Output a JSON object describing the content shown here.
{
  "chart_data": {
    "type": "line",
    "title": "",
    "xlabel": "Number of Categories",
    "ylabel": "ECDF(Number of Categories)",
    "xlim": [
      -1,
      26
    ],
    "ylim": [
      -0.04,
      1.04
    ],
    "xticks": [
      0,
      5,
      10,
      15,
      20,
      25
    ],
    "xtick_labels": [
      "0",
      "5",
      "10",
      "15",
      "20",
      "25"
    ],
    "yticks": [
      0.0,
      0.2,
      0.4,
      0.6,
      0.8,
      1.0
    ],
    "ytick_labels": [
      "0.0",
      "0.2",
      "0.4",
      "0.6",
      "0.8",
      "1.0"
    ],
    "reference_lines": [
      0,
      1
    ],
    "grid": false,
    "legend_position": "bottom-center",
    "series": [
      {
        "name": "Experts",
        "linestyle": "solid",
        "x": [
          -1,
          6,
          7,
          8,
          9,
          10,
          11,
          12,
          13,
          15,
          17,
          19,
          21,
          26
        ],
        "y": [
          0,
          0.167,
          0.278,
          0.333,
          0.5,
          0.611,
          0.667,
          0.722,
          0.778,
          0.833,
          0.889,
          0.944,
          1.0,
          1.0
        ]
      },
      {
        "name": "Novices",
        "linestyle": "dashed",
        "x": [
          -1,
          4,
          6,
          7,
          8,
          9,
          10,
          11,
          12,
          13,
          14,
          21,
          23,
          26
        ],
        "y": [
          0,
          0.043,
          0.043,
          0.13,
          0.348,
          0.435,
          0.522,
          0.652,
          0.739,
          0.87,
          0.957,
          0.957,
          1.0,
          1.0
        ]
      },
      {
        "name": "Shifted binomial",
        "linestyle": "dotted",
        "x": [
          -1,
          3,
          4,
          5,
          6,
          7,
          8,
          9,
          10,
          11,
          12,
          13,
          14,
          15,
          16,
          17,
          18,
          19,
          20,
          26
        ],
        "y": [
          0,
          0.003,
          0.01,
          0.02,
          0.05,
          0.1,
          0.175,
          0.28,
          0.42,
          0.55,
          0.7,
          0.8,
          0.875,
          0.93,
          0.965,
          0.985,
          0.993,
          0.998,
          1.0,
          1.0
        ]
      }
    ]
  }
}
--- --- ---
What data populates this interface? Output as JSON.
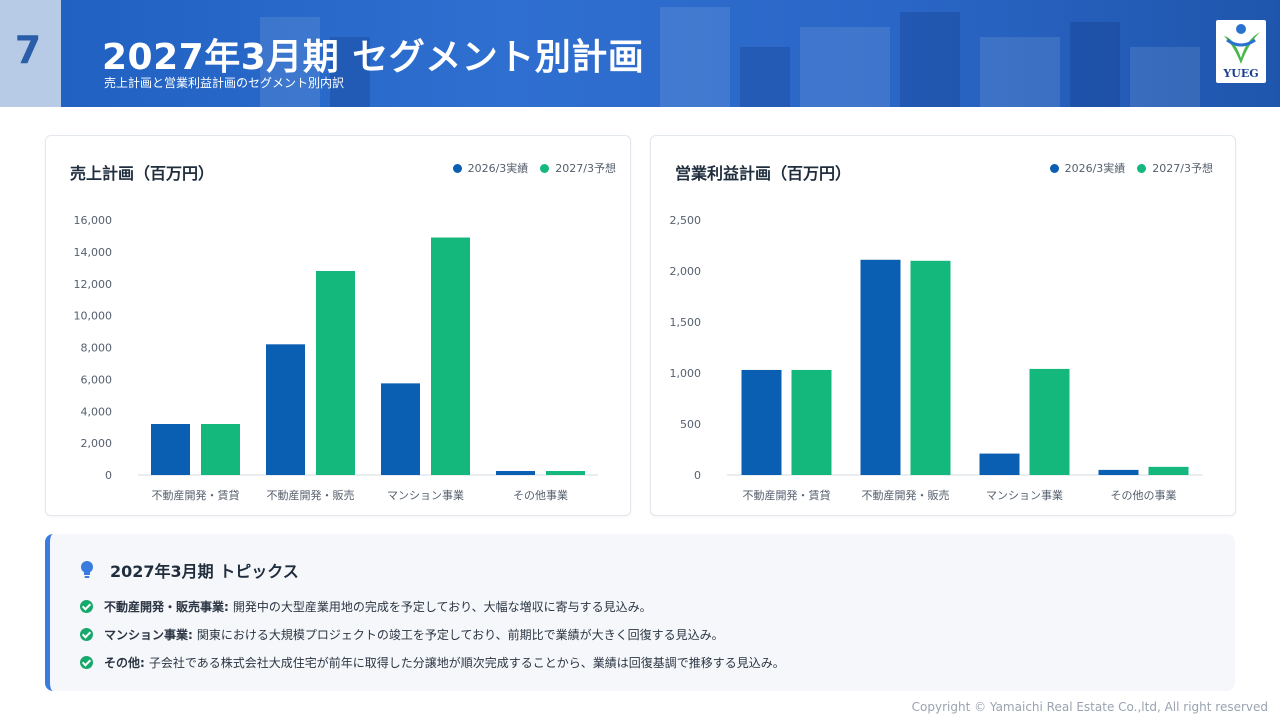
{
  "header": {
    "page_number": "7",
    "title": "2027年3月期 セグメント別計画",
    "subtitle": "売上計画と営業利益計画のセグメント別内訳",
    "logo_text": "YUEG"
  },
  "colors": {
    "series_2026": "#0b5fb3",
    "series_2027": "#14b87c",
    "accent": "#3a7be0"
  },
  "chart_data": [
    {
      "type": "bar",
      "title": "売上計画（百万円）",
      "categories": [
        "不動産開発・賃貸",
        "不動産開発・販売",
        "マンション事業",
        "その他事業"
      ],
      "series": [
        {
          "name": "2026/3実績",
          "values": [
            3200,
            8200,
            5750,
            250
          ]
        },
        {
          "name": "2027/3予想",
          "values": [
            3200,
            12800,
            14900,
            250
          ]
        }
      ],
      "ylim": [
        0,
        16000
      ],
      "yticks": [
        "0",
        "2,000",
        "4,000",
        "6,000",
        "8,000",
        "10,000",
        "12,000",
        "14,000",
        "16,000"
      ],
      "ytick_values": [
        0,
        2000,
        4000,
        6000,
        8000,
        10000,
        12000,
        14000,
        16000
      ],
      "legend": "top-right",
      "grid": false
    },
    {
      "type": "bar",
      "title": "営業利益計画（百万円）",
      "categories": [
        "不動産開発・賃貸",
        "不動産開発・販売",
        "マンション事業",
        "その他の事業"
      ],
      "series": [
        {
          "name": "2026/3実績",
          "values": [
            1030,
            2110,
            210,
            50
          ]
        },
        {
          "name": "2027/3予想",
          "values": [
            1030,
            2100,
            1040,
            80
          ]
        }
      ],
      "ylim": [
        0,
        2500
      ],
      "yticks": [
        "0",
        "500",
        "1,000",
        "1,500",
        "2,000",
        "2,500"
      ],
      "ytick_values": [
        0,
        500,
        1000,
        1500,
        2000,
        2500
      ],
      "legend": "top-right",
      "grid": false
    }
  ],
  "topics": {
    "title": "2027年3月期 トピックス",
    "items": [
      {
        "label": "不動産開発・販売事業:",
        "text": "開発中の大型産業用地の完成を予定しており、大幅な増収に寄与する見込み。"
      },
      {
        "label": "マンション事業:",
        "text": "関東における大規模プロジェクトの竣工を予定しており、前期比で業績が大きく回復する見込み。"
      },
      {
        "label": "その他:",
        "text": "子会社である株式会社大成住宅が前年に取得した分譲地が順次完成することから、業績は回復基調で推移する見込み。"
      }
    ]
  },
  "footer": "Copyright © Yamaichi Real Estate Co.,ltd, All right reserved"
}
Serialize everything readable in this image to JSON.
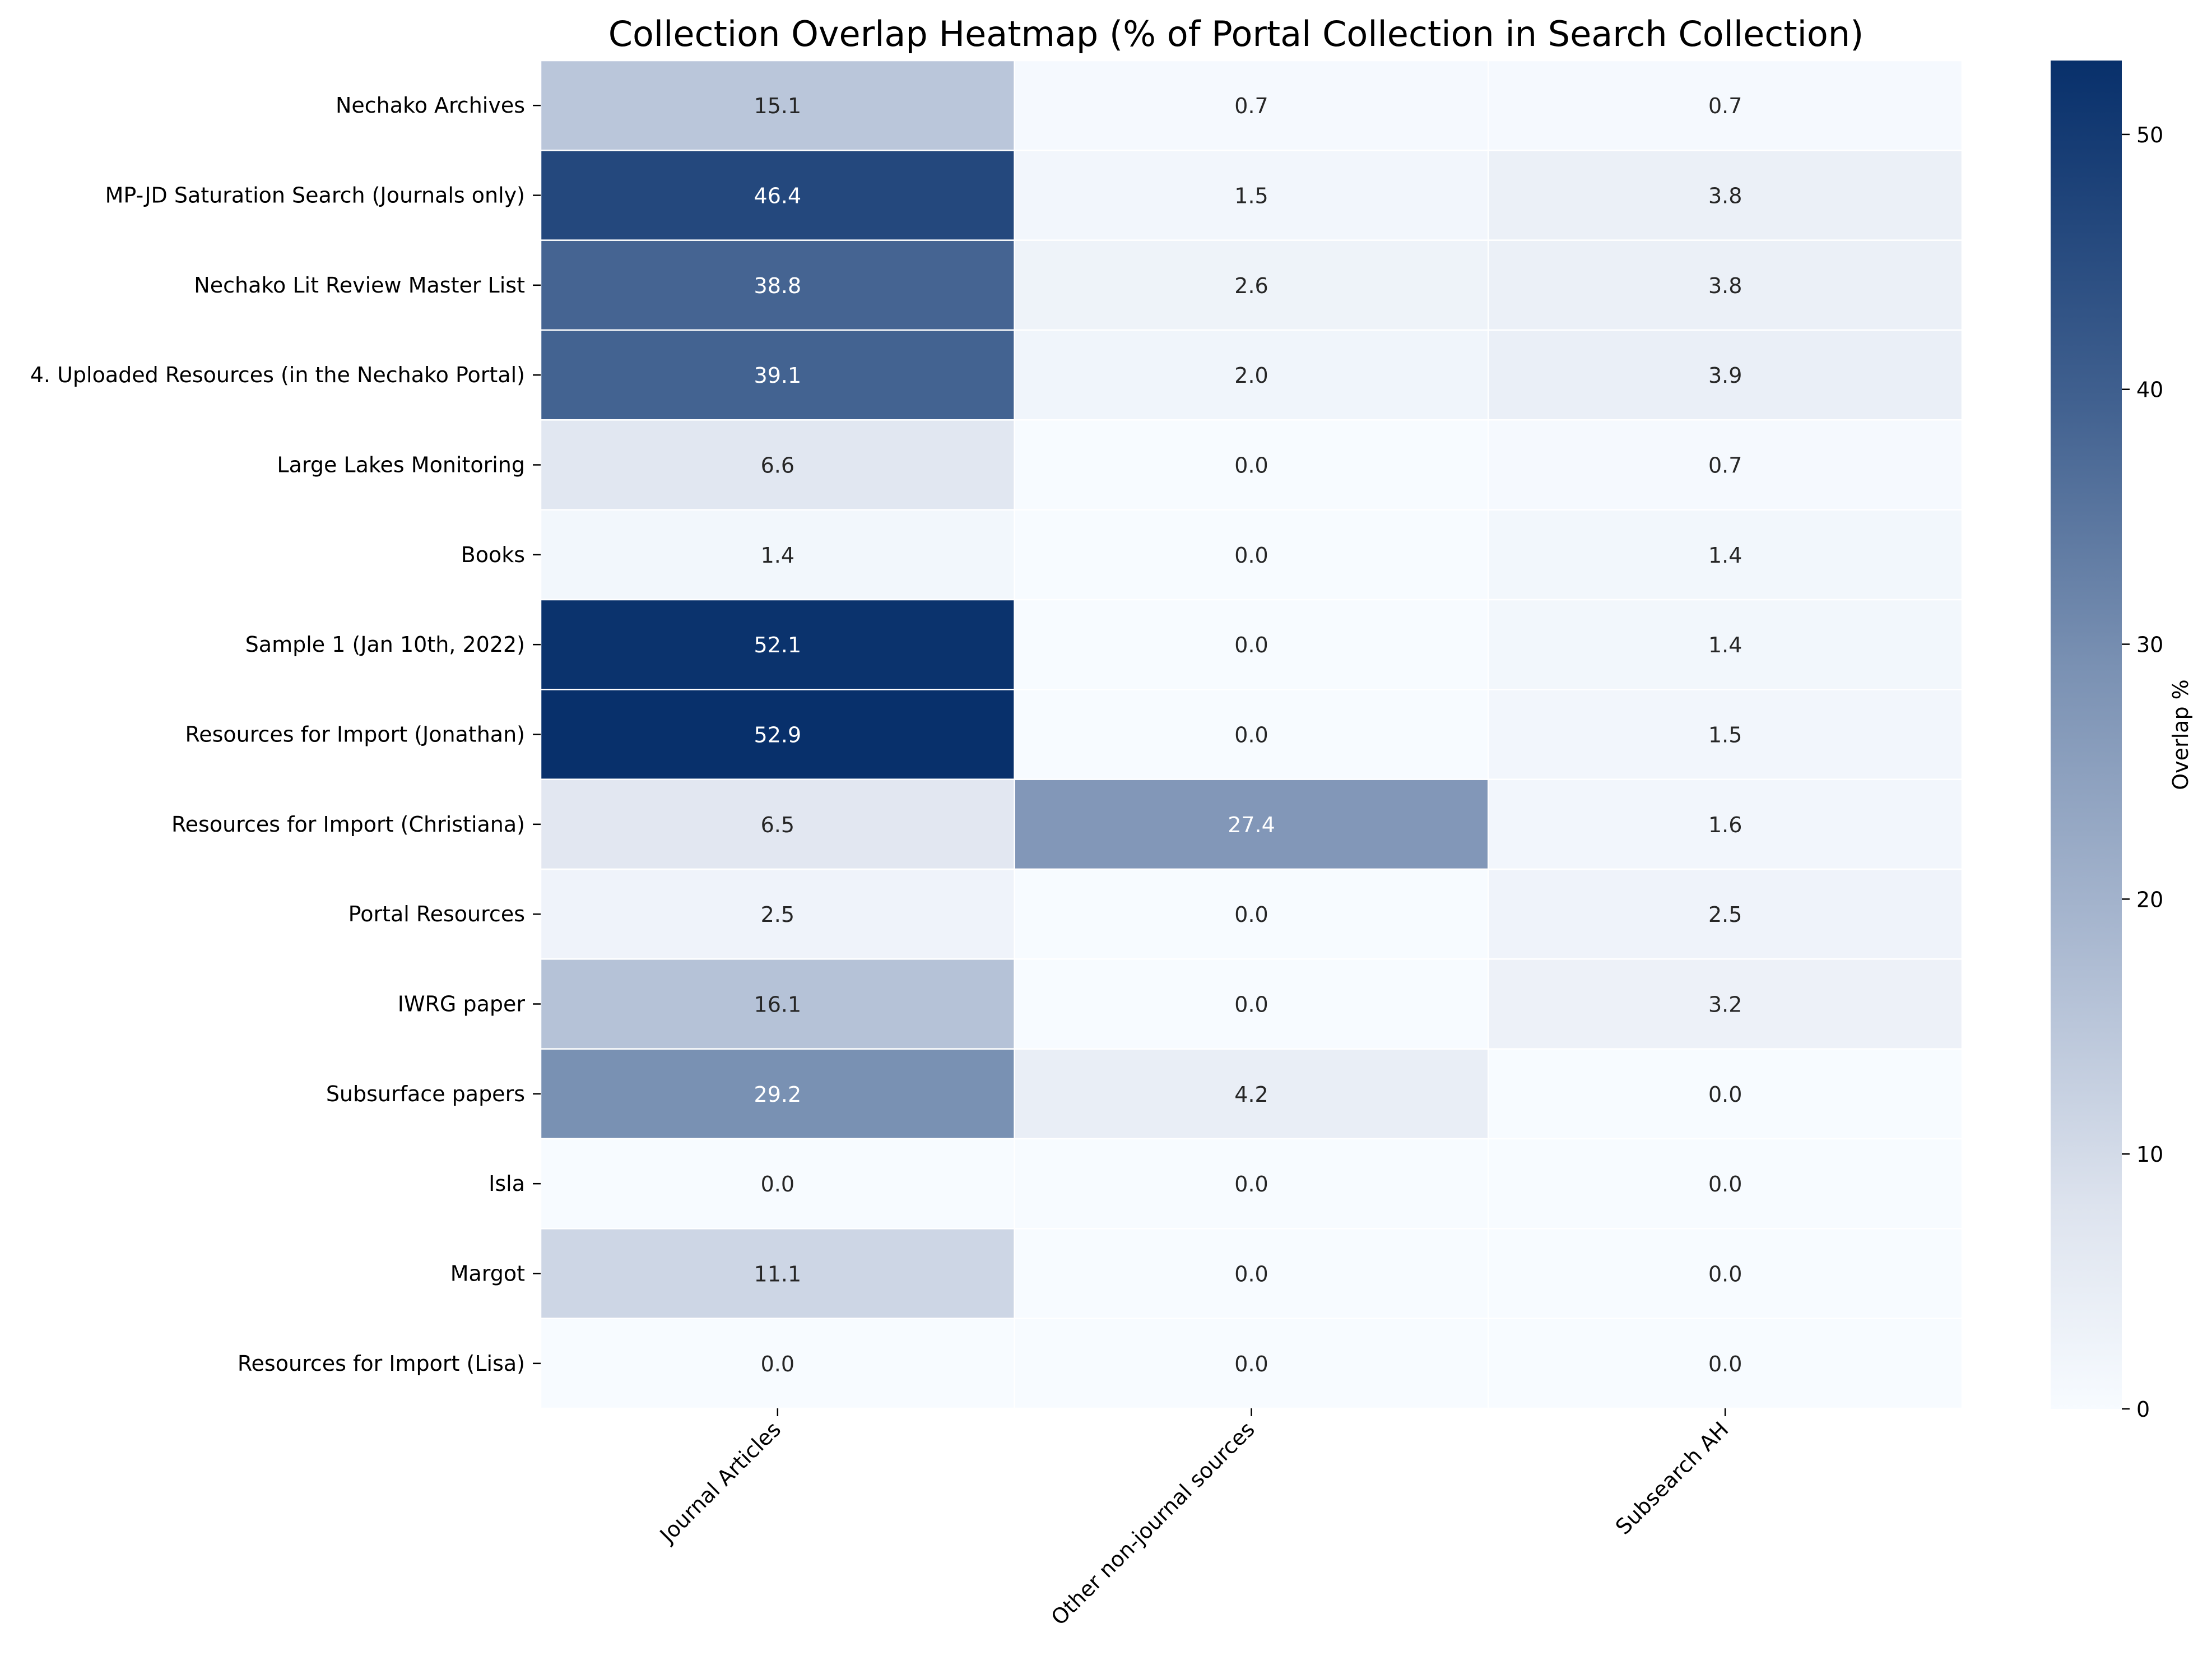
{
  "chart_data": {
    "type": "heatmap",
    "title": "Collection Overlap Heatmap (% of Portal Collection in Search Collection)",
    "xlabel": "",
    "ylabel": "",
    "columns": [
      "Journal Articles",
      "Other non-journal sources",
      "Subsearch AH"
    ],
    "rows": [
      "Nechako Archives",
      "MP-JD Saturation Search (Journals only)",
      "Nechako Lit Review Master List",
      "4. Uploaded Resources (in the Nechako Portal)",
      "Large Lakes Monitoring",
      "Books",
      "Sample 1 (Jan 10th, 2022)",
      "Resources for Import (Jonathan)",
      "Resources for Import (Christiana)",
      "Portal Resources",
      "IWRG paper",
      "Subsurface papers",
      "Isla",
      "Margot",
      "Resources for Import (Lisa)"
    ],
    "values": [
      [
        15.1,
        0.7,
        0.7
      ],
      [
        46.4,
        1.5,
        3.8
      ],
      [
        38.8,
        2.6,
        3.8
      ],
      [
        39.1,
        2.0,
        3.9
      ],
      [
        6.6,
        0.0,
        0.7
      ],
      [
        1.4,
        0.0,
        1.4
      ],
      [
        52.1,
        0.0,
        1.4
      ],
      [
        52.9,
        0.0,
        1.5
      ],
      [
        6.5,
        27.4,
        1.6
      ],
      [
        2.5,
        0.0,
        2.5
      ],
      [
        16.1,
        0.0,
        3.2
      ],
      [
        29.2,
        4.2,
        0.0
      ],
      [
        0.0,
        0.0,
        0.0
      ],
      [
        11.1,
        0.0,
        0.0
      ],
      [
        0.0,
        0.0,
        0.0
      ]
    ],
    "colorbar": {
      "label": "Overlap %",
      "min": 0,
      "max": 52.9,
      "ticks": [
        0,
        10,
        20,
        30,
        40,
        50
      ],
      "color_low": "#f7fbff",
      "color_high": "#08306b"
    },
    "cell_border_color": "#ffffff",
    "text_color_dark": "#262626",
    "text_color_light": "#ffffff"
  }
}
--- --- ---
> [EXERCISE DIRECTIONS]:
Copy each line above that contains the word "ffffff".

> [EXERCISE ANSWER]:
    "cell_border_color": "#ffffff",
    "text_color_light": "#ffffff"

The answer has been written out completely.